* _EXERCISE DESCRIPTION_
Write out all the material exactly. Leave nothing out.
==== INPUT
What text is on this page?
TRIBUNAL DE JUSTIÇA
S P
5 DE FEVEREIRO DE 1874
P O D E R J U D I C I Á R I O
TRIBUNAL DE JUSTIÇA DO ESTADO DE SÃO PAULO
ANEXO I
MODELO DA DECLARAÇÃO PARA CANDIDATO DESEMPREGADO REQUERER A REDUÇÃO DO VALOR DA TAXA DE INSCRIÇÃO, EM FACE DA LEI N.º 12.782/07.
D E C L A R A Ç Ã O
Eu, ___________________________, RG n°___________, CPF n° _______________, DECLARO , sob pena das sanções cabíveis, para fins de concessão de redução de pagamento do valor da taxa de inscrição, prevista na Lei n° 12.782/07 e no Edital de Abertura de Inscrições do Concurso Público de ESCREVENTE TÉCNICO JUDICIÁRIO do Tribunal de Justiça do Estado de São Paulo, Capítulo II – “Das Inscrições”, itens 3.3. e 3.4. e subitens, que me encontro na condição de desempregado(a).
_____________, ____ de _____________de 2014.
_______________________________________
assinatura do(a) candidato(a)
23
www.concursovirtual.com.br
========
* _SOLUTION TO THE PROBLEM_
What text is on this page?
TRIBUNAL DE JUSTIÇA
S P
5 DE FEVEREIRO DE 1874
P O D E R J U D I C I Á R I O
TRIBUNAL DE JUSTIÇA DO ESTADO DE SÃO PAULO
ANEXO I
MODELO DA DECLARAÇÃO PARA CANDIDATO DESEMPREGADO REQUERER A REDUÇÃO DO VALOR DA TAXA DE INSCRIÇÃO, EM FACE DA LEI N.º 12.782/07.
D E C L A R A Ç Ã O
Eu, ___________________________, RG n°___________, CPF n° _______________, DECLARO , sob pena das sanções cabíveis, para fins de concessão de redução de pagamento do valor da taxa de inscrição, prevista na Lei n° 12.782/07 e no Edital de Abertura de Inscrições do Concurso Público de ESCREVENTE TÉCNICO JUDICIÁRIO do Tribunal de Justiça do Estado de São Paulo, Capítulo II – “Das Inscrições”, itens 3.3. e 3.4. e subitens, que me encontro na condição de desempregado(a).
_____________, ____ de _____________de 2014.
_______________________________________
assinatura do(a) candidato(a)
23
www.concursovirtual.com.br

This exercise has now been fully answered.